Dataset extract.
______
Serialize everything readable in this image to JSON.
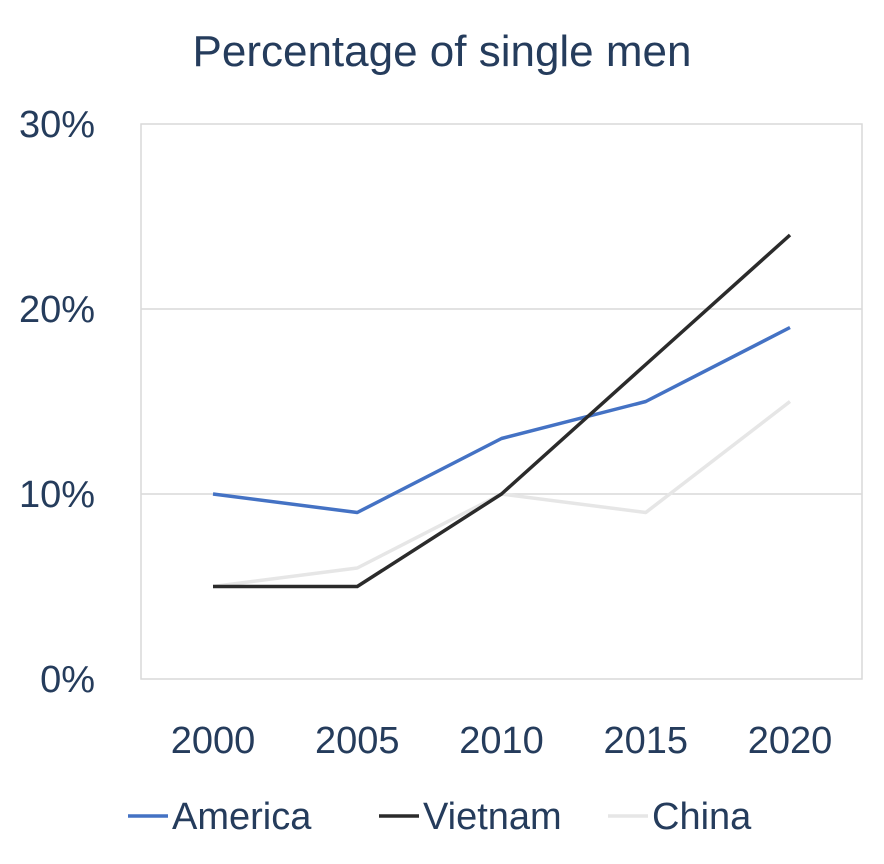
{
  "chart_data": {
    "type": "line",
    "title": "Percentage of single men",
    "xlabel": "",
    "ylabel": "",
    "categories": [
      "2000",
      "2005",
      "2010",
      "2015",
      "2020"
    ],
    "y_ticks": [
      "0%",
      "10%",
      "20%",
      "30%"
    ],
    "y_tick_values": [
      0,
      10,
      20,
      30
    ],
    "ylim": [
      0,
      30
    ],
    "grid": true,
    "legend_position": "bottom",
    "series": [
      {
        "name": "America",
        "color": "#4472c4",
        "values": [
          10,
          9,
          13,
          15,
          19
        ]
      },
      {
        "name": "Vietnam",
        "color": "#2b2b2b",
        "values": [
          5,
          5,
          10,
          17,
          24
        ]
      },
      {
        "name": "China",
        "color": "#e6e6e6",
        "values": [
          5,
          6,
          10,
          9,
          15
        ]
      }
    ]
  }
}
______
Quote the records above exactly, leaving out any pictures.

Serialize everything readable in this image to JSON.
{
  "chart_data": {
    "type": "line",
    "title": "Percentage of single men",
    "xlabel": "",
    "ylabel": "",
    "categories": [
      "2000",
      "2005",
      "2010",
      "2015",
      "2020"
    ],
    "y_ticks": [
      "0%",
      "10%",
      "20%",
      "30%"
    ],
    "y_tick_values": [
      0,
      10,
      20,
      30
    ],
    "ylim": [
      0,
      30
    ],
    "grid": true,
    "legend_position": "bottom",
    "series": [
      {
        "name": "America",
        "color": "#4472c4",
        "values": [
          10,
          9,
          13,
          15,
          19
        ]
      },
      {
        "name": "Vietnam",
        "color": "#2b2b2b",
        "values": [
          5,
          5,
          10,
          17,
          24
        ]
      },
      {
        "name": "China",
        "color": "#e6e6e6",
        "values": [
          5,
          6,
          10,
          9,
          15
        ]
      }
    ]
  }
}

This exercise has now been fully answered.